# TO DO:
Transcribe the records below exactly as they appear.

>>>

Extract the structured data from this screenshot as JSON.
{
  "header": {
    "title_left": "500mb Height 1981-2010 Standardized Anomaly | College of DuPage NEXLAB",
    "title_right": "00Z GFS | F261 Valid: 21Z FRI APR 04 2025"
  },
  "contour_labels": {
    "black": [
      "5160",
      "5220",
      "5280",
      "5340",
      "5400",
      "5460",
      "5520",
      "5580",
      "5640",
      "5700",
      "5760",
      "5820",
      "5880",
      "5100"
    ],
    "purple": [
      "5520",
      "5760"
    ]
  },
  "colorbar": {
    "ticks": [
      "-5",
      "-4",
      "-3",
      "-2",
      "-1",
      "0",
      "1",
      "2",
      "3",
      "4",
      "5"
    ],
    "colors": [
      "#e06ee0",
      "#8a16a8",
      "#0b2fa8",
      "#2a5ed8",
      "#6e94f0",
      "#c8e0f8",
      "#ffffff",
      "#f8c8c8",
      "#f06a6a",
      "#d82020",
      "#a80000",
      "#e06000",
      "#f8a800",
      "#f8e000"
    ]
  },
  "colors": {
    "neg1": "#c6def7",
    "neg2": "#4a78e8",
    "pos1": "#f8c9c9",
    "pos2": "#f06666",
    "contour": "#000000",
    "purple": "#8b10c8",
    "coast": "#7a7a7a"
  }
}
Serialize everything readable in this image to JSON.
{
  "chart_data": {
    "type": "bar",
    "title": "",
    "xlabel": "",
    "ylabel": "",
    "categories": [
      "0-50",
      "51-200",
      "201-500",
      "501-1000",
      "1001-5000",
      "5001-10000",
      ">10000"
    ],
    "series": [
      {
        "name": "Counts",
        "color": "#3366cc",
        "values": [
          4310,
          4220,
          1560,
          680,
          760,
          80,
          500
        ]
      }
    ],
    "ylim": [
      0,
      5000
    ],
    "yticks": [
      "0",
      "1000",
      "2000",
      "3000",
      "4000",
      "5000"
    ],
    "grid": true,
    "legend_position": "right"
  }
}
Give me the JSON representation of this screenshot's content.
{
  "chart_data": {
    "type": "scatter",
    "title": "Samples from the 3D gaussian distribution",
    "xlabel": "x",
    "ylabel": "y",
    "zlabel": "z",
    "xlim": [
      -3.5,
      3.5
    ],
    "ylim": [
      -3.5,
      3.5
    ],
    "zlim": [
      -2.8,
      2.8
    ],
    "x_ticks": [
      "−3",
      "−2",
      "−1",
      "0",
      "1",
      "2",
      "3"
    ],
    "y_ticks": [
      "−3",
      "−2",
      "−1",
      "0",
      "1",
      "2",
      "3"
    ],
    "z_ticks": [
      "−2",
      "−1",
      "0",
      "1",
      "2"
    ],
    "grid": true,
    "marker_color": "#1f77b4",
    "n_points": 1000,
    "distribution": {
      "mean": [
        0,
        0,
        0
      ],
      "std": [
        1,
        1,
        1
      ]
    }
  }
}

<<<

# THE ANSWER:
Extract the structured data from this screenshot as JSON.
{
  "header": {
    "title_left": "500mb Height 1981-2010 Standardized Anomaly | College of DuPage NEXLAB",
    "title_right": "00Z GFS | F261 Valid: 21Z FRI APR 04 2025"
  },
  "contour_labels": {
    "black": [
      "5160",
      "5220",
      "5280",
      "5340",
      "5400",
      "5460",
      "5520",
      "5580",
      "5640",
      "5700",
      "5760",
      "5820",
      "5880",
      "5100"
    ],
    "purple": [
      "5520",
      "5760"
    ]
  },
  "colorbar": {
    "ticks": [
      "-5",
      "-4",
      "-3",
      "-2",
      "-1",
      "0",
      "1",
      "2",
      "3",
      "4",
      "5"
    ],
    "colors": [
      "#e06ee0",
      "#8a16a8",
      "#0b2fa8",
      "#2a5ed8",
      "#6e94f0",
      "#c8e0f8",
      "#ffffff",
      "#f8c8c8",
      "#f06a6a",
      "#d82020",
      "#a80000",
      "#e06000",
      "#f8a800",
      "#f8e000"
    ]
  },
  "colors": {
    "neg1": "#c6def7",
    "neg2": "#4a78e8",
    "pos1": "#f8c9c9",
    "pos2": "#f06666",
    "contour": "#000000",
    "purple": "#8b10c8",
    "coast": "#7a7a7a"
  }
}
Serialize everything readable in this image to JSON.
{
  "chart_data": {
    "type": "bar",
    "title": "",
    "xlabel": "",
    "ylabel": "",
    "categories": [
      "0-50",
      "51-200",
      "201-500",
      "501-1000",
      "1001-5000",
      "5001-10000",
      ">10000"
    ],
    "series": [
      {
        "name": "Counts",
        "color": "#3366cc",
        "values": [
          4310,
          4220,
          1560,
          680,
          760,
          80,
          500
        ]
      }
    ],
    "ylim": [
      0,
      5000
    ],
    "yticks": [
      "0",
      "1000",
      "2000",
      "3000",
      "4000",
      "5000"
    ],
    "grid": true,
    "legend_position": "right"
  }
}
Give me the JSON representation of this screenshot's content.
{
  "chart_data": {
    "type": "scatter",
    "title": "Samples from the 3D gaussian distribution",
    "xlabel": "x",
    "ylabel": "y",
    "zlabel": "z",
    "xlim": [
      -3.5,
      3.5
    ],
    "ylim": [
      -3.5,
      3.5
    ],
    "zlim": [
      -2.8,
      2.8
    ],
    "x_ticks": [
      "−3",
      "−2",
      "−1",
      "0",
      "1",
      "2",
      "3"
    ],
    "y_ticks": [
      "−3",
      "−2",
      "−1",
      "0",
      "1",
      "2",
      "3"
    ],
    "z_ticks": [
      "−2",
      "−1",
      "0",
      "1",
      "2"
    ],
    "grid": true,
    "marker_color": "#1f77b4",
    "n_points": 1000,
    "distribution": {
      "mean": [
        0,
        0,
        0
      ],
      "std": [
        1,
        1,
        1
      ]
    }
  }
}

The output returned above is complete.